Direction:
Please convert every line of the records below into a JSON list of strings, one string per line, leaving out blank lines. Omit the pictures from your answer.

Input:
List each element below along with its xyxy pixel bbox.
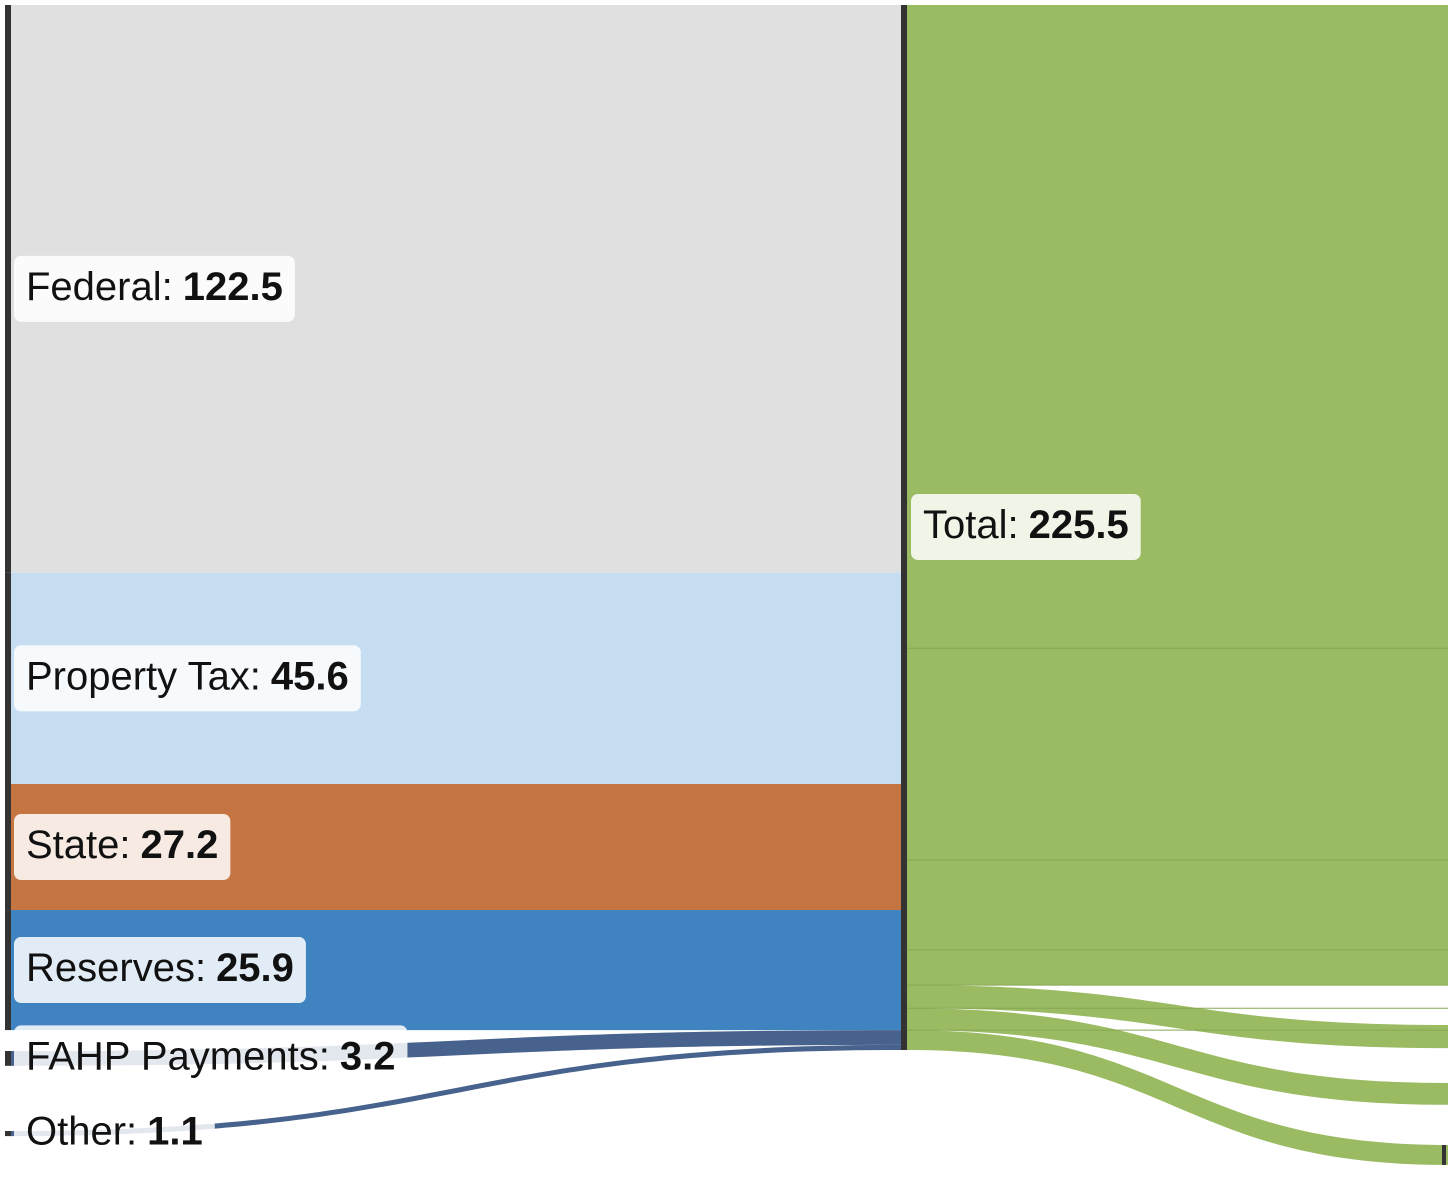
label-name: Property Tax: <box>26 654 261 698</box>
node-label: FAHP Payments: 3.2 <box>14 1025 408 1092</box>
label-box <box>14 937 306 1004</box>
label-value: 45.6 <box>271 654 349 698</box>
label-text: FAHP Payments: 3.2 <box>26 1034 395 1078</box>
node-label: Other: 1.1 <box>14 1100 215 1167</box>
node-label: Total: 225.5 <box>911 494 1141 560</box>
label-name: FAHP Payments: <box>26 1034 330 1078</box>
label-box <box>14 814 231 881</box>
source-node <box>5 784 11 911</box>
nodes <box>5 5 1446 1165</box>
target-node <box>901 5 907 1050</box>
label-box <box>14 1100 215 1167</box>
flows <box>11 5 1448 1165</box>
node-label: Reserves: 25.9 <box>14 937 306 1004</box>
flow <box>11 5 901 573</box>
label-text: Other: 1.1 <box>26 1109 203 1153</box>
outflow <box>907 985 1448 1049</box>
labels: Federal: 122.5 Property Tax: 45.6 State: 27.2… <box>14 255 1141 1167</box>
source-node <box>5 1051 11 1066</box>
label-text: Reserves: 25.9 <box>26 946 294 990</box>
label-text: State: 27.2 <box>26 823 218 867</box>
label-name: Federal: <box>26 264 173 308</box>
label-box <box>911 494 1141 560</box>
label-box <box>14 1025 408 1092</box>
label-text: Total: 225.5 <box>923 503 1129 547</box>
label-name: Other: <box>26 1109 137 1153</box>
flow <box>11 784 901 911</box>
label-value: 25.9 <box>216 946 294 990</box>
flow <box>11 1044 901 1137</box>
source-node <box>5 572 11 784</box>
label-box <box>14 645 361 712</box>
outflow <box>907 5 1448 649</box>
node-label: State: 27.2 <box>14 814 231 881</box>
node-label: Federal: 122.5 <box>14 255 295 322</box>
label-text: Federal: 122.5 <box>26 264 283 308</box>
outflow <box>907 648 1448 860</box>
outflow <box>907 1008 1448 1105</box>
label-name: Total: <box>923 503 1019 547</box>
label-value: 1.1 <box>147 1109 203 1153</box>
label-value: 3.2 <box>340 1034 396 1078</box>
flow <box>11 572 901 784</box>
source-node <box>5 5 11 573</box>
outflow <box>907 949 1448 986</box>
outflow <box>907 1030 1448 1165</box>
label-name: State: <box>26 823 131 867</box>
outflow <box>907 860 1448 950</box>
label-value: 27.2 <box>141 823 219 867</box>
label-text: Property Tax: 45.6 <box>26 654 349 698</box>
outflow-node <box>1442 1145 1446 1165</box>
node-label: Property Tax: 45.6 <box>14 645 361 712</box>
label-value: 122.5 <box>183 264 283 308</box>
label-name: Reserves: <box>26 946 206 990</box>
source-node <box>5 1131 11 1137</box>
label-box <box>14 255 295 322</box>
label-value: 225.5 <box>1029 503 1129 547</box>
source-node <box>5 910 11 1031</box>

Expected answer:
[
  "List each element below along with its xyxy pixel bbox.",
  "label-name: Property Tax: <box>26 654 261 698</box>",
  "node-label: FAHP Payments: 3.2 <box>14 1025 408 1092</box>",
  "label-box <box>14 937 306 1004</box>",
  "label-value: 45.6 <box>271 654 349 698</box>",
  "label-text: FAHP Payments: 3.2 <box>26 1034 395 1078</box>",
  "node-label: Other: 1.1 <box>14 1100 215 1167</box>",
  "node-label: Total: 225.5 <box>911 494 1141 560</box>",
  "label-name: FAHP Payments: <box>26 1034 330 1078</box>",
  "label-box <box>14 814 231 881</box>",
  "source-node <box>5 784 11 911</box>",
  "nodes <box>5 5 1446 1165</box>",
  "target-node <box>901 5 907 1050</box>",
  "label-box <box>14 1100 215 1167</box>",
  "flows <box>11 5 1448 1165</box>",
  "node-label: Reserves: 25.9 <box>14 937 306 1004</box>",
  "flow <box>11 5 901 573</box>",
  "label-text: Other: 1.1 <box>26 1109 203 1153</box>",
  "outflow <box>907 985 1448 1049</box>",
  "labels: Federal: 122.5 Property Tax: 45.6 State: 27.2… <box>14 255 1141 1167</box>",
  "source-node <box>5 1051 11 1066</box>",
  "label-text: Reserves: 25.9 <box>26 946 294 990</box>",
  "label-text: State: 27.2 <box>26 823 218 867</box>",
  "label-name: Federal: <box>26 264 173 308</box>",
  "label-box <box>911 494 1141 560</box>",
  "label-box <box>14 1025 408 1092</box>",
  "label-text: Total: 225.5 <box>923 503 1129 547</box>",
  "label-name: Other: <box>26 1109 137 1153</box>",
  "flow <box>11 784 901 911</box>",
  "label-value: 25.9 <box>216 946 294 990</box>",
  "flow <box>11 1044 901 1137</box>",
  "source-node <box>5 572 11 784</box>",
  "label-box <box>14 645 361 712</box>",
  "outflow <box>907 5 1448 649</box>",
  "node-label: State: 27.2 <box>14 814 231 881</box>",
  "node-label: Federal: 122.5 <box>14 255 295 322</box>",
  "label-text: Federal: 122.5 <box>26 264 283 308</box>",
  "outflow <box>907 648 1448 860</box>",
  "outflow <box>907 1008 1448 1105</box>",
  "label-name: Total: <box>923 503 1019 547</box>",
  "label-value: 1.1 <box>147 1109 203 1153</box>",
  "label-value: 3.2 <box>340 1034 396 1078</box>",
  "flow <box>11 572 901 784</box>",
  "source-node <box>5 5 11 573</box>",
  "outflow <box>907 949 1448 986</box>",
  "outflow <box>907 1030 1448 1165</box>",
  "label-name: State: <box>26 823 131 867</box>",
  "outflow <box>907 860 1448 950</box>",
  "label-value: 27.2 <box>141 823 219 867</box>",
  "label-text: Property Tax: 45.6 <box>26 654 349 698</box>",
  "outflow-node <box>1442 1145 1446 1165</box>",
  "node-label: Property Tax: 45.6 <box>14 645 361 712</box>",
  "label-value: 122.5 <box>183 264 283 308</box>",
  "label-name: Reserves: <box>26 946 206 990</box>",
  "source-node <box>5 1131 11 1137</box>",
  "label-box <box>14 255 295 322</box>",
  "label-value: 225.5 <box>1029 503 1129 547</box>",
  "source-node <box>5 910 11 1031</box>"
]